(Data entries for graphics)
= = = =

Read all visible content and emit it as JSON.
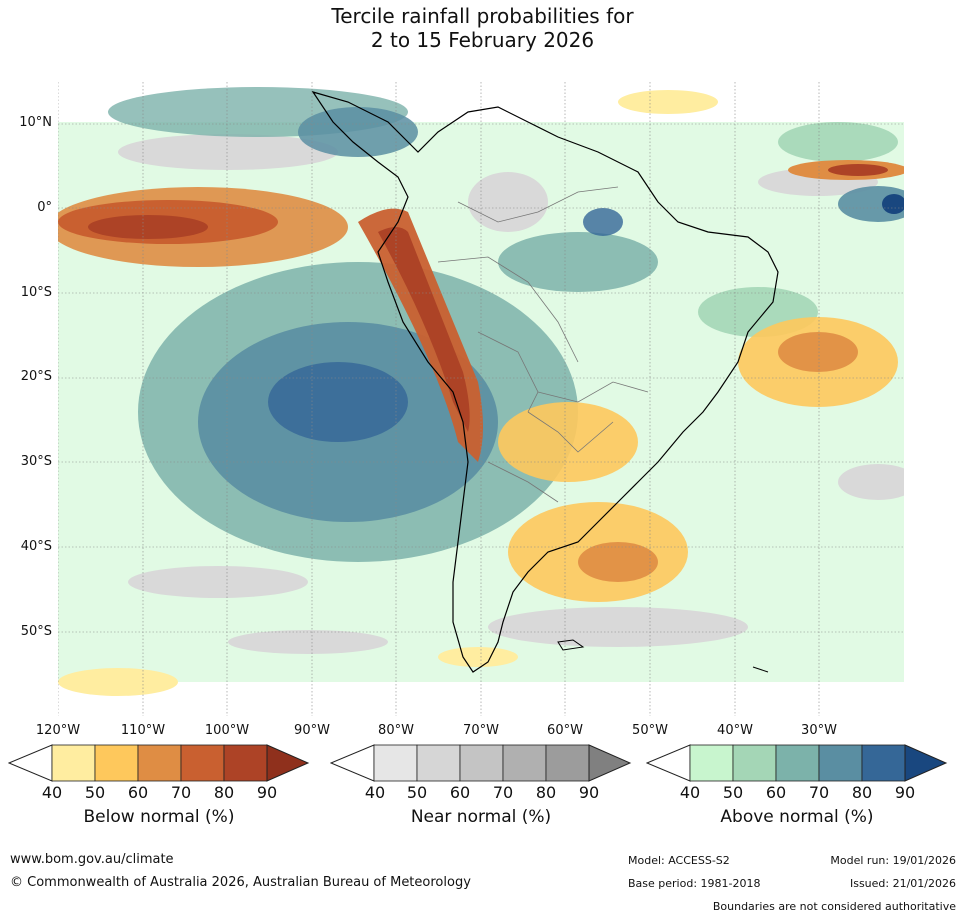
{
  "title": {
    "line1": "Tercile rainfall probabilities for",
    "line2": "2 to 15 February 2026"
  },
  "latitude_labels": [
    "10°N",
    "0°",
    "10°S",
    "20°S",
    "30°S",
    "40°S",
    "50°S"
  ],
  "longitude_labels": [
    "120°W",
    "110°W",
    "100°W",
    "90°W",
    "80°W",
    "70°W",
    "60°W",
    "50°W",
    "40°W",
    "30°W"
  ],
  "legends": [
    {
      "title": "Below normal (%)",
      "ticks": [
        "40",
        "50",
        "60",
        "70",
        "80",
        "90"
      ],
      "colors": [
        "#ffeda0",
        "#fec85c",
        "#df8d44",
        "#c96030",
        "#ad4326",
        "#8f301c"
      ]
    },
    {
      "title": "Near normal (%)",
      "ticks": [
        "40",
        "50",
        "60",
        "70",
        "80",
        "90"
      ],
      "colors": [
        "#e6e6e6",
        "#d6d6d6",
        "#c4c4c4",
        "#b0b0b0",
        "#9c9c9c",
        "#808080"
      ]
    },
    {
      "title": "Above normal (%)",
      "ticks": [
        "40",
        "50",
        "60",
        "70",
        "80",
        "90"
      ],
      "colors": [
        "#c8f5ce",
        "#a4d6b6",
        "#7cb2aa",
        "#5a8ea2",
        "#356797",
        "#19477f"
      ]
    }
  ],
  "footer": {
    "website": "www.bom.gov.au/climate",
    "copyright": "© Commonwealth of Australia 2026, Australian Bureau of Meteorology",
    "model": "Model: ACCESS-S2",
    "model_run": "Model run: 19/01/2026",
    "base_period": "Base period: 1981-2018",
    "issued": "Issued: 21/01/2026",
    "disclaimer": "Boundaries are not considered authoritative"
  }
}
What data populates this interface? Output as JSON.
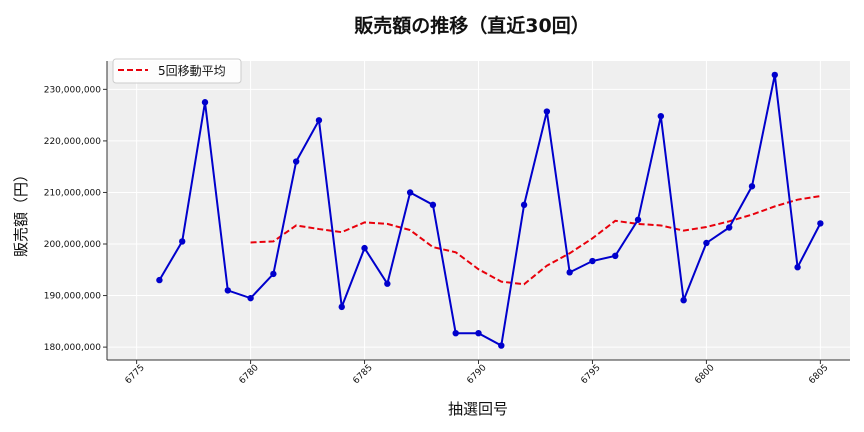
{
  "chart_data": {
    "type": "line",
    "title": "販売額の推移（直近30回）",
    "xlabel": "抽選回号",
    "ylabel": "販売額（円）",
    "xlim": [
      6773.7,
      6806.3
    ],
    "ylim": [
      177500000,
      235500000
    ],
    "xticks": [
      6775,
      6780,
      6785,
      6790,
      6795,
      6800,
      6805
    ],
    "xtick_labels": [
      "6775",
      "6780",
      "6785",
      "6790",
      "6795",
      "6800",
      "6805"
    ],
    "yticks": [
      180000000,
      190000000,
      200000000,
      210000000,
      220000000,
      230000000
    ],
    "ytick_labels": [
      "180,000,000",
      "190,000,000",
      "200,000,000",
      "210,000,000",
      "220,000,000",
      "230,000,000"
    ],
    "grid": true,
    "legend_position": "top-left",
    "x": [
      6776,
      6777,
      6778,
      6779,
      6780,
      6781,
      6782,
      6783,
      6784,
      6785,
      6786,
      6787,
      6788,
      6789,
      6790,
      6791,
      6792,
      6793,
      6794,
      6795,
      6796,
      6797,
      6798,
      6799,
      6800,
      6801,
      6802,
      6803,
      6804,
      6805
    ],
    "series": [
      {
        "values": [
          193000000,
          200500000,
          227500000,
          191000000,
          189500000,
          194200000,
          216000000,
          224000000,
          187800000,
          199200000,
          192300000,
          210000000,
          207600000,
          182700000,
          182700000,
          180300000,
          207600000,
          225700000,
          194500000,
          196700000,
          197700000,
          204700000,
          224800000,
          189100000,
          200200000,
          203200000,
          211200000,
          232800000,
          195500000,
          204000000
        ],
        "color": "#0000cc",
        "style": "solid-marker"
      },
      {
        "name": "5回移動平均",
        "values": [
          null,
          null,
          null,
          null,
          200300000,
          200500000,
          203600000,
          202900000,
          202300000,
          204200000,
          203900000,
          202700000,
          199400000,
          198400000,
          195100000,
          192700000,
          192200000,
          195800000,
          198200000,
          201100000,
          204500000,
          203900000,
          203600000,
          202600000,
          203300000,
          204400000,
          205700000,
          207300000,
          208600000,
          209300000
        ],
        "color": "#e8000b",
        "style": "dashed"
      }
    ]
  }
}
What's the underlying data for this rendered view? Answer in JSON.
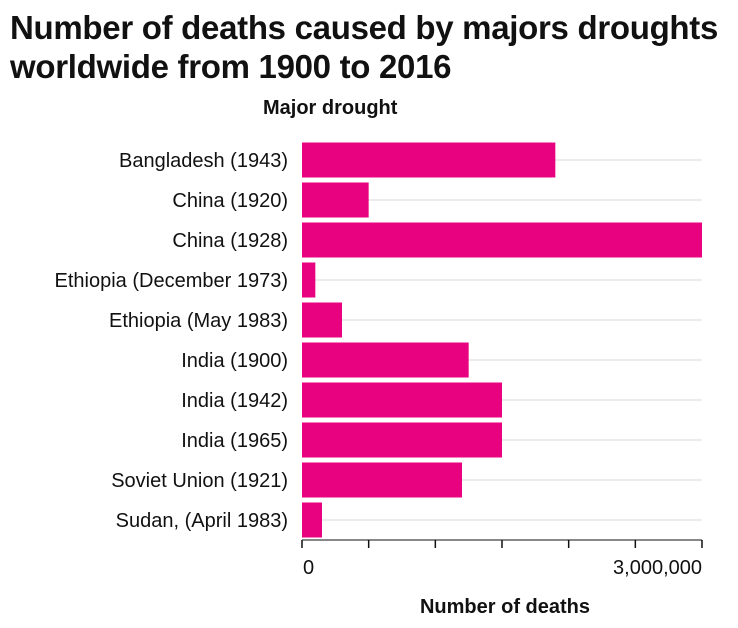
{
  "chart_data": {
    "type": "bar",
    "orientation": "horizontal",
    "title": "Number of deaths caused by majors droughts worldwide from 1900 to 2016",
    "ylabel": "Major drought",
    "xlabel": "Number of deaths",
    "categories": [
      "Bangladesh (1943)",
      "China (1920)",
      "China (1928)",
      "Ethiopia (December 1973)",
      "Ethiopia (May 1983)",
      "India (1900)",
      "India (1942)",
      "India (1965)",
      "Soviet Union (1921)",
      "Sudan, (April 1983)"
    ],
    "values": [
      1900000,
      500000,
      3000000,
      100000,
      300000,
      1250000,
      1500000,
      1500000,
      1200000,
      150000
    ],
    "xlim": [
      0,
      3000000
    ],
    "xticks": [
      0,
      500000,
      1000000,
      1500000,
      2000000,
      2500000,
      3000000
    ],
    "xtick_labels": [
      "0",
      "",
      "",
      "",
      "",
      "",
      "3,000,000"
    ],
    "grid": true,
    "bar_color": "#e8027f",
    "grid_color": "#d9d9d9"
  }
}
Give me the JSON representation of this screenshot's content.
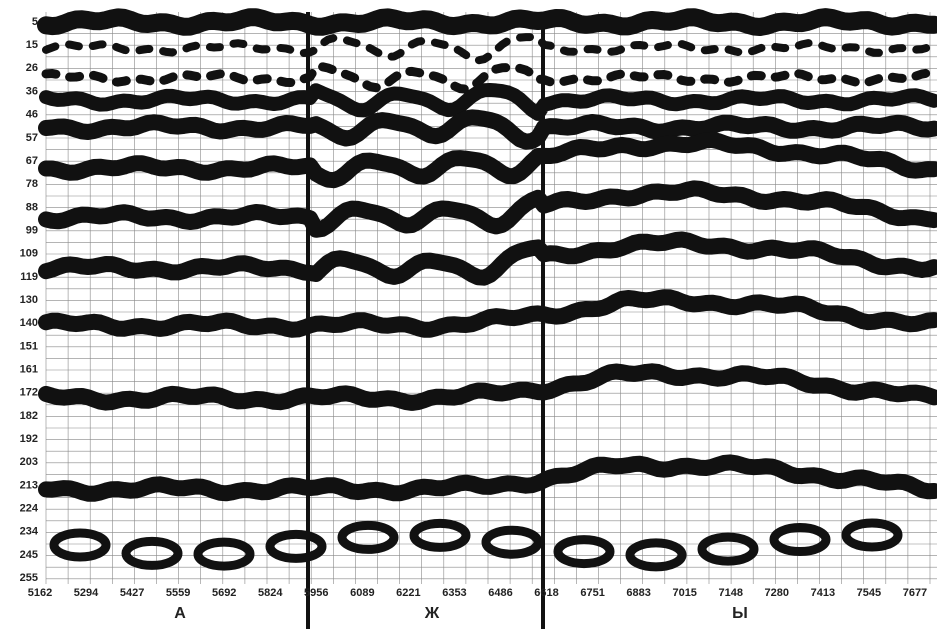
{
  "y_axis": {
    "labels": [
      5,
      15,
      26,
      36,
      46,
      57,
      67,
      78,
      88,
      99,
      109,
      119,
      130,
      140,
      151,
      161,
      172,
      182,
      192,
      203,
      213,
      224,
      234,
      245,
      255
    ]
  },
  "x_axis": {
    "labels": [
      5162,
      5294,
      5427,
      5559,
      5692,
      5824,
      5956,
      6089,
      6221,
      6353,
      6486,
      6618,
      6751,
      6883,
      7015,
      7148,
      7280,
      7413,
      7545,
      7677
    ]
  },
  "sections": [
    "А",
    "Ж",
    "Ы"
  ]
}
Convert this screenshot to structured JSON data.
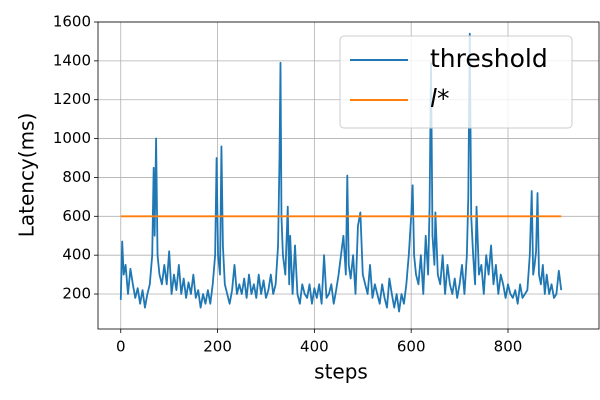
{
  "chart_data": {
    "type": "line",
    "xlabel": "steps",
    "ylabel": "Latency(ms)",
    "xlim": [
      -47,
      988
    ],
    "ylim": [
      20,
      1600
    ],
    "xticks": [
      0,
      200,
      400,
      600,
      800
    ],
    "yticks": [
      200,
      400,
      600,
      800,
      1000,
      1200,
      1400,
      1600
    ],
    "grid": true,
    "legend": "upper right",
    "series": [
      {
        "name": "threshold",
        "color": "#1f77b4",
        "x": [
          0,
          3,
          6,
          10,
          15,
          20,
          25,
          30,
          35,
          40,
          45,
          50,
          55,
          60,
          65,
          68,
          70,
          73,
          76,
          80,
          85,
          90,
          95,
          100,
          105,
          110,
          115,
          120,
          125,
          130,
          135,
          140,
          145,
          150,
          155,
          160,
          165,
          170,
          175,
          180,
          185,
          190,
          195,
          198,
          201,
          205,
          208,
          211,
          215,
          220,
          225,
          230,
          235,
          240,
          245,
          250,
          255,
          260,
          265,
          270,
          275,
          280,
          285,
          290,
          295,
          300,
          305,
          310,
          315,
          320,
          325,
          328,
          330,
          332,
          335,
          340,
          345,
          348,
          350,
          355,
          360,
          365,
          370,
          375,
          380,
          385,
          390,
          395,
          400,
          405,
          410,
          415,
          420,
          425,
          430,
          435,
          440,
          445,
          450,
          455,
          460,
          465,
          468,
          471,
          475,
          480,
          485,
          490,
          495,
          500,
          505,
          510,
          515,
          520,
          525,
          530,
          535,
          540,
          545,
          550,
          555,
          560,
          565,
          570,
          575,
          580,
          585,
          590,
          595,
          600,
          603,
          606,
          610,
          615,
          620,
          625,
          630,
          635,
          638,
          641,
          644,
          648,
          650,
          655,
          660,
          665,
          670,
          675,
          680,
          685,
          690,
          695,
          700,
          705,
          710,
          715,
          718,
          721,
          724,
          728,
          732,
          735,
          740,
          745,
          750,
          755,
          760,
          765,
          770,
          775,
          780,
          785,
          790,
          795,
          800,
          805,
          810,
          815,
          820,
          825,
          830,
          835,
          840,
          845,
          849,
          852,
          855,
          858,
          861,
          864,
          868,
          872,
          876,
          880,
          885,
          890,
          895,
          900,
          905,
          910
        ],
        "values": [
          170,
          470,
          300,
          350,
          200,
          330,
          250,
          180,
          230,
          150,
          220,
          130,
          200,
          250,
          400,
          850,
          500,
          1000,
          400,
          300,
          250,
          350,
          250,
          420,
          200,
          300,
          220,
          350,
          200,
          280,
          180,
          260,
          200,
          300,
          180,
          220,
          130,
          200,
          150,
          220,
          150,
          250,
          400,
          900,
          400,
          300,
          960,
          450,
          250,
          200,
          150,
          220,
          350,
          200,
          250,
          200,
          280,
          180,
          300,
          200,
          250,
          180,
          300,
          200,
          270,
          180,
          220,
          300,
          200,
          250,
          450,
          900,
          1390,
          600,
          400,
          300,
          650,
          250,
          500,
          200,
          450,
          200,
          150,
          250,
          200,
          180,
          250,
          150,
          230,
          180,
          250,
          150,
          400,
          180,
          200,
          250,
          150,
          220,
          300,
          400,
          500,
          300,
          810,
          350,
          280,
          400,
          200,
          550,
          620,
          300,
          250,
          200,
          350,
          180,
          250,
          200,
          150,
          250,
          180,
          130,
          280,
          200,
          130,
          200,
          110,
          200,
          150,
          250,
          400,
          600,
          760,
          400,
          300,
          250,
          400,
          200,
          500,
          300,
          650,
          1390,
          500,
          350,
          620,
          300,
          250,
          400,
          200,
          350,
          250,
          200,
          280,
          180,
          250,
          350,
          200,
          400,
          700,
          1540,
          600,
          400,
          250,
          650,
          300,
          350,
          200,
          400,
          300,
          450,
          250,
          350,
          200,
          300,
          250,
          180,
          250,
          200,
          180,
          220,
          150,
          250,
          180,
          200,
          220,
          400,
          730,
          300,
          350,
          420,
          720,
          300,
          250,
          350,
          200,
          300,
          200,
          250,
          180,
          200,
          320,
          220
        ]
      },
      {
        "name": "l*",
        "color": "#ff7f0e",
        "x": [
          0,
          910
        ],
        "values": [
          600,
          600
        ]
      }
    ]
  }
}
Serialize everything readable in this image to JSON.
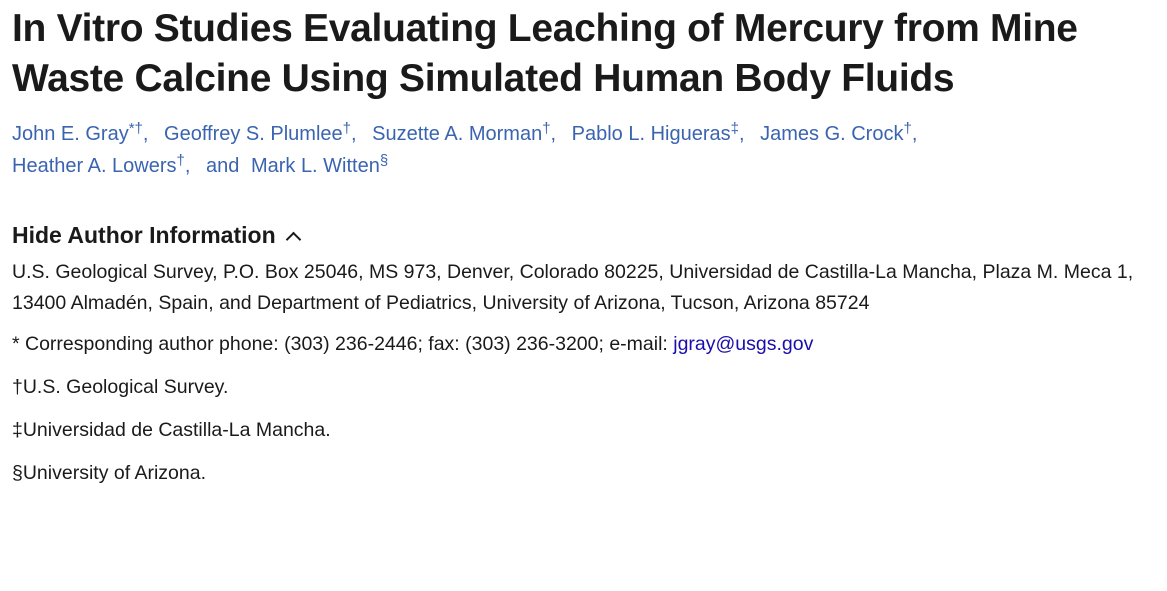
{
  "title": "In Vitro Studies Evaluating Leaching of Mercury from Mine Waste Calcine Using Simulated Human Body Fluids",
  "authors": [
    {
      "name": "John E. Gray",
      "mark": "*†"
    },
    {
      "name": "Geoffrey S. Plumlee",
      "mark": "†"
    },
    {
      "name": "Suzette A. Morman",
      "mark": "†"
    },
    {
      "name": "Pablo L. Higueras",
      "mark": "‡"
    },
    {
      "name": "James G. Crock",
      "mark": "†"
    },
    {
      "name": "Heather A. Lowers",
      "mark": "†"
    },
    {
      "name": "Mark L. Witten",
      "mark": "§"
    }
  ],
  "and_label": "and",
  "toggle_label": "Hide Author Information",
  "affiliation": "U.S. Geological Survey, P.O. Box 25046, MS 973, Denver, Colorado 80225, Universidad de Castilla-La Mancha, Plaza M. Meca 1, 13400 Almadén, Spain, and Department of Pediatrics, University of Arizona, Tucson, Arizona 85724",
  "corresponding": {
    "text": "* Corresponding author phone: (303) 236-2446; fax: (303) 236-3200; e-mail: ",
    "email": "jgray@usgs.gov"
  },
  "footnotes": [
    "†U.S. Geological Survey.",
    "‡Universidad de Castilla-La Mancha.",
    "§University of Arizona."
  ],
  "colors": {
    "author_link": "#3a64b0",
    "email_link": "#1a0dab",
    "text": "#1a1a1a"
  }
}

= = = =

* Task description:
Show the lines of the data that hold the word "Survey".

* Answer for this exercise:
  "affiliation": "U.S. Geological Survey, P.O. Box 25046, MS 973, Denver, Colorado 80225, Universidad de Castilla-La Mancha, Plaza M. Meca 1, 13400 Almadén, Spain, and Department of Pediatrics, University of Arizona, Tucson, Arizona 85724",
    "†U.S. Geological Survey.",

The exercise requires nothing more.